Stored entries
## Begin

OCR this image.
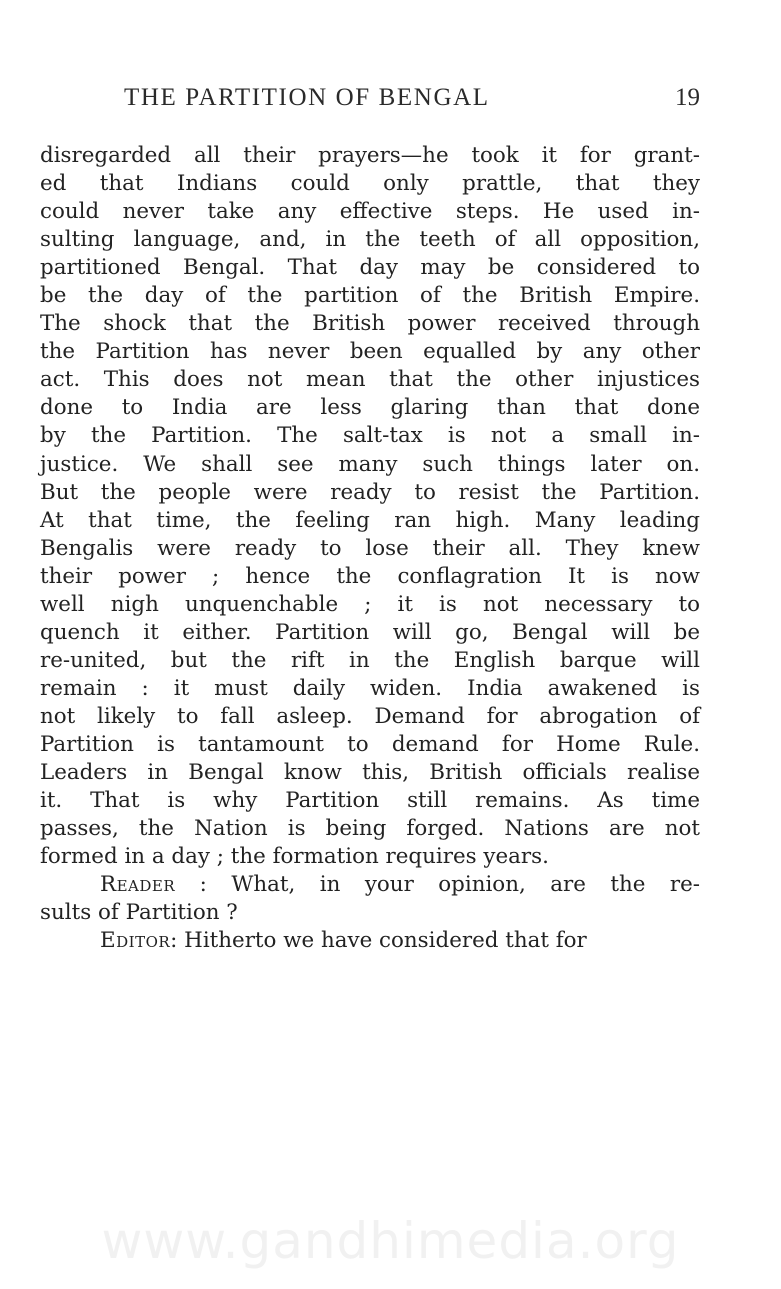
THE PARTITION OF BENGAL	19
disregarded all their prayers—he took it for grant-
ed that Indians could only prattle, that they
could never take any effective steps. He used in-
sulting language, and, in the teeth of all opposition,
partitioned Bengal. That day may be considered to
be the day of the partition of the British Empire.
The shock that the British power received through
the Partition has never been equalled by any other
act. This does not mean that the other injustices
done to India are less glaring than that done
by the Partition. The salt-tax is not a small in-
justice. We shall see many such things later on.
But the people were ready to resist the Partition.
At that time, the feeling ran high. Many leading
Bengalis were ready to lose their all. They knew
their power ; hence the conflagration It is now
well nigh unquenchable ; it is not necessary to
quench it either. Partition will go, Bengal will be
re-united, but the rift in the English barque will
remain : it must daily widen. India awakened is
not likely to fall asleep. Demand for abrogation of
Partition is tantamount to demand for Home Rule.
Leaders in Bengal know this, British officials realise
it. That is why Partition still remains. As time
passes, the Nation is being forged. Nations are not
formed in a day ; the formation requires years.
Reader : What, in your opinion, are the re-
sults of Partition ?
Editor: Hitherto we have considered that for
www.gandhimedia.org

## End

Goal of the exercise ▸ From the records above, pick out and copy each line holding the word "considered".

Solved problem ▸
partitioned Bengal. That day may be considered to
Editor: Hitherto we have considered that for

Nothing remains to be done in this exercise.